Written exercise: Could you print all the entries exactly?

** begin **

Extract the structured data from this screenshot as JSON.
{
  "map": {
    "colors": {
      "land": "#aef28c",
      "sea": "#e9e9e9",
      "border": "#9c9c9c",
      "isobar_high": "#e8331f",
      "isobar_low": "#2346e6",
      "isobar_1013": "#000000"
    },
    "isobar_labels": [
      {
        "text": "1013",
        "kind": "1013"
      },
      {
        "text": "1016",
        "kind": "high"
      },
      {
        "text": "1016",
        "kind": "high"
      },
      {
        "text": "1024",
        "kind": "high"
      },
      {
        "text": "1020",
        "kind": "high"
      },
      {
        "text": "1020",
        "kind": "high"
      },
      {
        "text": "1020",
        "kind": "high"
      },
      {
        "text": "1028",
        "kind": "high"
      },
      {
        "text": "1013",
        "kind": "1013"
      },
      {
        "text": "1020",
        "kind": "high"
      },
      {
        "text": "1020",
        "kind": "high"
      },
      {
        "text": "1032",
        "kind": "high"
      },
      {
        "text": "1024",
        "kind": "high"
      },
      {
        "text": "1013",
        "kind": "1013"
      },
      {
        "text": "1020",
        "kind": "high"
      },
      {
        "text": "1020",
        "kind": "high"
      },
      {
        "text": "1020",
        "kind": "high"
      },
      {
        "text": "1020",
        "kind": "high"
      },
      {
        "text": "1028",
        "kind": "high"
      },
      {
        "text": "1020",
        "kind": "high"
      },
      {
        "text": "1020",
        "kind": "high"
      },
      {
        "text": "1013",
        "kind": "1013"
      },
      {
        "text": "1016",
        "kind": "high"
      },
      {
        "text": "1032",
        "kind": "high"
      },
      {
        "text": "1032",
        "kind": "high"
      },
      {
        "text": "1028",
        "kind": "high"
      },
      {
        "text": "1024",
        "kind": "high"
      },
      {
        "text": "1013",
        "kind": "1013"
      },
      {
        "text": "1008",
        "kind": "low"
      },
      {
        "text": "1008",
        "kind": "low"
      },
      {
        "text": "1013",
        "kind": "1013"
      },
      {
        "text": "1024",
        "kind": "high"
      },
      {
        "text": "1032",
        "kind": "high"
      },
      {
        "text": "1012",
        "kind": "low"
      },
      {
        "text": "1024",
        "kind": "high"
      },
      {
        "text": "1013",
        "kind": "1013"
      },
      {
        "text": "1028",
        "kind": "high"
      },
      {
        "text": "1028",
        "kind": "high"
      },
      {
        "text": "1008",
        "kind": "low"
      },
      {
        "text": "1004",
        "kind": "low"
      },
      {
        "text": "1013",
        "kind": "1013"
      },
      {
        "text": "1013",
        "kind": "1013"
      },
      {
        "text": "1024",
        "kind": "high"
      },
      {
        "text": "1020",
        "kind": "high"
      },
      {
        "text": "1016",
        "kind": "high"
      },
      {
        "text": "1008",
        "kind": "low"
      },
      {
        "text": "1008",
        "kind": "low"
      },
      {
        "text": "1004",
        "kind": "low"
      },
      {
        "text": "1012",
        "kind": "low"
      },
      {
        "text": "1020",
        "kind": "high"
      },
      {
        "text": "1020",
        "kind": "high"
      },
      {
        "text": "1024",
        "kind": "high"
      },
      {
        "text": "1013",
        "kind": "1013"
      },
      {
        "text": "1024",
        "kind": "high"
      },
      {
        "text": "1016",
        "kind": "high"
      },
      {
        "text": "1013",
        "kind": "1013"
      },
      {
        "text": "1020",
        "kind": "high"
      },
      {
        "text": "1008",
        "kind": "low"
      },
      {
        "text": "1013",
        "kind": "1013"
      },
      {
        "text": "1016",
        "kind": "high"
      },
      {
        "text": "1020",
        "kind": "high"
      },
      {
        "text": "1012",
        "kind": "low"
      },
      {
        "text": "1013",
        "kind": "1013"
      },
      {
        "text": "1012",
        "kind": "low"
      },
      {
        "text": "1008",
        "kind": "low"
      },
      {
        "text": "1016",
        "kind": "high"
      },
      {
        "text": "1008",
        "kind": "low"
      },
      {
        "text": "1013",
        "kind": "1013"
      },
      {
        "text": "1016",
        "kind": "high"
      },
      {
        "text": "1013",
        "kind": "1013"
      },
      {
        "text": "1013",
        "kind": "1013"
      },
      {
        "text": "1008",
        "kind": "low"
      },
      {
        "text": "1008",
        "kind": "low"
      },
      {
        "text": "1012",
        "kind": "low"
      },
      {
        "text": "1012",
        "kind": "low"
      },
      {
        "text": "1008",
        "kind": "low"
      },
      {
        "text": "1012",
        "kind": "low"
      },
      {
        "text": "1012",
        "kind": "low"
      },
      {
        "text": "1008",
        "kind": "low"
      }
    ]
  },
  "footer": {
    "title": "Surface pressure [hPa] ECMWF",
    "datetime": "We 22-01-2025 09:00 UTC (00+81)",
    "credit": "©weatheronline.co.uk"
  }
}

** end **

Written response:
Extract the structured data from this screenshot as JSON.
{
  "map": {
    "colors": {
      "land": "#aef28c",
      "sea": "#e9e9e9",
      "border": "#9c9c9c",
      "isobar_high": "#e8331f",
      "isobar_low": "#2346e6",
      "isobar_1013": "#000000"
    },
    "isobar_labels": [
      {
        "text": "1013",
        "kind": "1013"
      },
      {
        "text": "1016",
        "kind": "high"
      },
      {
        "text": "1016",
        "kind": "high"
      },
      {
        "text": "1024",
        "kind": "high"
      },
      {
        "text": "1020",
        "kind": "high"
      },
      {
        "text": "1020",
        "kind": "high"
      },
      {
        "text": "1020",
        "kind": "high"
      },
      {
        "text": "1028",
        "kind": "high"
      },
      {
        "text": "1013",
        "kind": "1013"
      },
      {
        "text": "1020",
        "kind": "high"
      },
      {
        "text": "1020",
        "kind": "high"
      },
      {
        "text": "1032",
        "kind": "high"
      },
      {
        "text": "1024",
        "kind": "high"
      },
      {
        "text": "1013",
        "kind": "1013"
      },
      {
        "text": "1020",
        "kind": "high"
      },
      {
        "text": "1020",
        "kind": "high"
      },
      {
        "text": "1020",
        "kind": "high"
      },
      {
        "text": "1020",
        "kind": "high"
      },
      {
        "text": "1028",
        "kind": "high"
      },
      {
        "text": "1020",
        "kind": "high"
      },
      {
        "text": "1020",
        "kind": "high"
      },
      {
        "text": "1013",
        "kind": "1013"
      },
      {
        "text": "1016",
        "kind": "high"
      },
      {
        "text": "1032",
        "kind": "high"
      },
      {
        "text": "1032",
        "kind": "high"
      },
      {
        "text": "1028",
        "kind": "high"
      },
      {
        "text": "1024",
        "kind": "high"
      },
      {
        "text": "1013",
        "kind": "1013"
      },
      {
        "text": "1008",
        "kind": "low"
      },
      {
        "text": "1008",
        "kind": "low"
      },
      {
        "text": "1013",
        "kind": "1013"
      },
      {
        "text": "1024",
        "kind": "high"
      },
      {
        "text": "1032",
        "kind": "high"
      },
      {
        "text": "1012",
        "kind": "low"
      },
      {
        "text": "1024",
        "kind": "high"
      },
      {
        "text": "1013",
        "kind": "1013"
      },
      {
        "text": "1028",
        "kind": "high"
      },
      {
        "text": "1028",
        "kind": "high"
      },
      {
        "text": "1008",
        "kind": "low"
      },
      {
        "text": "1004",
        "kind": "low"
      },
      {
        "text": "1013",
        "kind": "1013"
      },
      {
        "text": "1013",
        "kind": "1013"
      },
      {
        "text": "1024",
        "kind": "high"
      },
      {
        "text": "1020",
        "kind": "high"
      },
      {
        "text": "1016",
        "kind": "high"
      },
      {
        "text": "1008",
        "kind": "low"
      },
      {
        "text": "1008",
        "kind": "low"
      },
      {
        "text": "1004",
        "kind": "low"
      },
      {
        "text": "1012",
        "kind": "low"
      },
      {
        "text": "1020",
        "kind": "high"
      },
      {
        "text": "1020",
        "kind": "high"
      },
      {
        "text": "1024",
        "kind": "high"
      },
      {
        "text": "1013",
        "kind": "1013"
      },
      {
        "text": "1024",
        "kind": "high"
      },
      {
        "text": "1016",
        "kind": "high"
      },
      {
        "text": "1013",
        "kind": "1013"
      },
      {
        "text": "1020",
        "kind": "high"
      },
      {
        "text": "1008",
        "kind": "low"
      },
      {
        "text": "1013",
        "kind": "1013"
      },
      {
        "text": "1016",
        "kind": "high"
      },
      {
        "text": "1020",
        "kind": "high"
      },
      {
        "text": "1012",
        "kind": "low"
      },
      {
        "text": "1013",
        "kind": "1013"
      },
      {
        "text": "1012",
        "kind": "low"
      },
      {
        "text": "1008",
        "kind": "low"
      },
      {
        "text": "1016",
        "kind": "high"
      },
      {
        "text": "1008",
        "kind": "low"
      },
      {
        "text": "1013",
        "kind": "1013"
      },
      {
        "text": "1016",
        "kind": "high"
      },
      {
        "text": "1013",
        "kind": "1013"
      },
      {
        "text": "1013",
        "kind": "1013"
      },
      {
        "text": "1008",
        "kind": "low"
      },
      {
        "text": "1008",
        "kind": "low"
      },
      {
        "text": "1012",
        "kind": "low"
      },
      {
        "text": "1012",
        "kind": "low"
      },
      {
        "text": "1008",
        "kind": "low"
      },
      {
        "text": "1012",
        "kind": "low"
      },
      {
        "text": "1012",
        "kind": "low"
      },
      {
        "text": "1008",
        "kind": "low"
      }
    ]
  },
  "footer": {
    "title": "Surface pressure [hPa] ECMWF",
    "datetime": "We 22-01-2025 09:00 UTC (00+81)",
    "credit": "©weatheronline.co.uk"
  }
}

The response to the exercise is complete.